Records shown:
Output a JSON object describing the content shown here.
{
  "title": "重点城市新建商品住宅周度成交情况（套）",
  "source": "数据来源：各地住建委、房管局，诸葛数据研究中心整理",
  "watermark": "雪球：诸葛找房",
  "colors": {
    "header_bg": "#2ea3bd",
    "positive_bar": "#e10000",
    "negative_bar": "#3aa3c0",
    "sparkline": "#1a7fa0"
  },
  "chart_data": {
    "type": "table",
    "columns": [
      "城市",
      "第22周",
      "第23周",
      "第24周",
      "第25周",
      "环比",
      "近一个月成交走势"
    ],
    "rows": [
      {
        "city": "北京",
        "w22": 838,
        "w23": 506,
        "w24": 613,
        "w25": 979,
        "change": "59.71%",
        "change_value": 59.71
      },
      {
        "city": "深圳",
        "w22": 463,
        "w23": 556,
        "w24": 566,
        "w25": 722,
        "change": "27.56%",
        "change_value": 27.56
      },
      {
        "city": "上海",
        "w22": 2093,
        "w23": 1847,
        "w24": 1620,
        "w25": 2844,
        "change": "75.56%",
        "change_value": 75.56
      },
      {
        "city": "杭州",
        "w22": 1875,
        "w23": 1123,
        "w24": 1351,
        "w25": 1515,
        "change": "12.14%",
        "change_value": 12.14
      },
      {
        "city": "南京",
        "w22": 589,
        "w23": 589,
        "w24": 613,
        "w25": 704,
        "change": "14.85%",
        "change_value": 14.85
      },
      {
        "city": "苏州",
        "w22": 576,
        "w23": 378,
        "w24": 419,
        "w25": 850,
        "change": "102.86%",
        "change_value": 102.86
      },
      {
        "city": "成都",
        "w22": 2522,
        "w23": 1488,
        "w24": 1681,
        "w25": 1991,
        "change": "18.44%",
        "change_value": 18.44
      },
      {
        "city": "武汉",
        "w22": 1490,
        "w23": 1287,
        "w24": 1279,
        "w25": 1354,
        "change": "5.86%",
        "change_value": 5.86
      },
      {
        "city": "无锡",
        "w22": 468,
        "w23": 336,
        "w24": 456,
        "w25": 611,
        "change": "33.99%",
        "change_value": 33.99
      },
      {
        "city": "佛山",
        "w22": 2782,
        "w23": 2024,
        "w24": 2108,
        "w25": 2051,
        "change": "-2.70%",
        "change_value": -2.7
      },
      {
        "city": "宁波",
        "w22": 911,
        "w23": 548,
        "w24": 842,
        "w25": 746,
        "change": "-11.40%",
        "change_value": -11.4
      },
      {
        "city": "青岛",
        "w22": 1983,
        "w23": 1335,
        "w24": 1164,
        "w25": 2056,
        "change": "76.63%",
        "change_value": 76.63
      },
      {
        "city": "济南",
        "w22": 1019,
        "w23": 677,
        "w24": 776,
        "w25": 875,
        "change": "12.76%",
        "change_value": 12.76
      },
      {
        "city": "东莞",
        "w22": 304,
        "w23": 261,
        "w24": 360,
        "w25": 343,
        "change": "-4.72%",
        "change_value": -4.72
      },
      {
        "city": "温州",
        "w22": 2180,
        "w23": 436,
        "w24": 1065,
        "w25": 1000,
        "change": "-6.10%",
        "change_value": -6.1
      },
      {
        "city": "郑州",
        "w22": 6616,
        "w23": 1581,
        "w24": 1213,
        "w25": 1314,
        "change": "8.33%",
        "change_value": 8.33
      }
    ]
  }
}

Job: All of the entries above should be written out again exactly.

Output for this task:
Output a JSON object describing the content shown here.
{
  "title": "重点城市新建商品住宅周度成交情况（套）",
  "source": "数据来源：各地住建委、房管局，诸葛数据研究中心整理",
  "watermark": "雪球：诸葛找房",
  "colors": {
    "header_bg": "#2ea3bd",
    "positive_bar": "#e10000",
    "negative_bar": "#3aa3c0",
    "sparkline": "#1a7fa0"
  },
  "chart_data": {
    "type": "table",
    "columns": [
      "城市",
      "第22周",
      "第23周",
      "第24周",
      "第25周",
      "环比",
      "近一个月成交走势"
    ],
    "rows": [
      {
        "city": "北京",
        "w22": 838,
        "w23": 506,
        "w24": 613,
        "w25": 979,
        "change": "59.71%",
        "change_value": 59.71
      },
      {
        "city": "深圳",
        "w22": 463,
        "w23": 556,
        "w24": 566,
        "w25": 722,
        "change": "27.56%",
        "change_value": 27.56
      },
      {
        "city": "上海",
        "w22": 2093,
        "w23": 1847,
        "w24": 1620,
        "w25": 2844,
        "change": "75.56%",
        "change_value": 75.56
      },
      {
        "city": "杭州",
        "w22": 1875,
        "w23": 1123,
        "w24": 1351,
        "w25": 1515,
        "change": "12.14%",
        "change_value": 12.14
      },
      {
        "city": "南京",
        "w22": 589,
        "w23": 589,
        "w24": 613,
        "w25": 704,
        "change": "14.85%",
        "change_value": 14.85
      },
      {
        "city": "苏州",
        "w22": 576,
        "w23": 378,
        "w24": 419,
        "w25": 850,
        "change": "102.86%",
        "change_value": 102.86
      },
      {
        "city": "成都",
        "w22": 2522,
        "w23": 1488,
        "w24": 1681,
        "w25": 1991,
        "change": "18.44%",
        "change_value": 18.44
      },
      {
        "city": "武汉",
        "w22": 1490,
        "w23": 1287,
        "w24": 1279,
        "w25": 1354,
        "change": "5.86%",
        "change_value": 5.86
      },
      {
        "city": "无锡",
        "w22": 468,
        "w23": 336,
        "w24": 456,
        "w25": 611,
        "change": "33.99%",
        "change_value": 33.99
      },
      {
        "city": "佛山",
        "w22": 2782,
        "w23": 2024,
        "w24": 2108,
        "w25": 2051,
        "change": "-2.70%",
        "change_value": -2.7
      },
      {
        "city": "宁波",
        "w22": 911,
        "w23": 548,
        "w24": 842,
        "w25": 746,
        "change": "-11.40%",
        "change_value": -11.4
      },
      {
        "city": "青岛",
        "w22": 1983,
        "w23": 1335,
        "w24": 1164,
        "w25": 2056,
        "change": "76.63%",
        "change_value": 76.63
      },
      {
        "city": "济南",
        "w22": 1019,
        "w23": 677,
        "w24": 776,
        "w25": 875,
        "change": "12.76%",
        "change_value": 12.76
      },
      {
        "city": "东莞",
        "w22": 304,
        "w23": 261,
        "w24": 360,
        "w25": 343,
        "change": "-4.72%",
        "change_value": -4.72
      },
      {
        "city": "温州",
        "w22": 2180,
        "w23": 436,
        "w24": 1065,
        "w25": 1000,
        "change": "-6.10%",
        "change_value": -6.1
      },
      {
        "city": "郑州",
        "w22": 6616,
        "w23": 1581,
        "w24": 1213,
        "w25": 1314,
        "change": "8.33%",
        "change_value": 8.33
      }
    ]
  }
}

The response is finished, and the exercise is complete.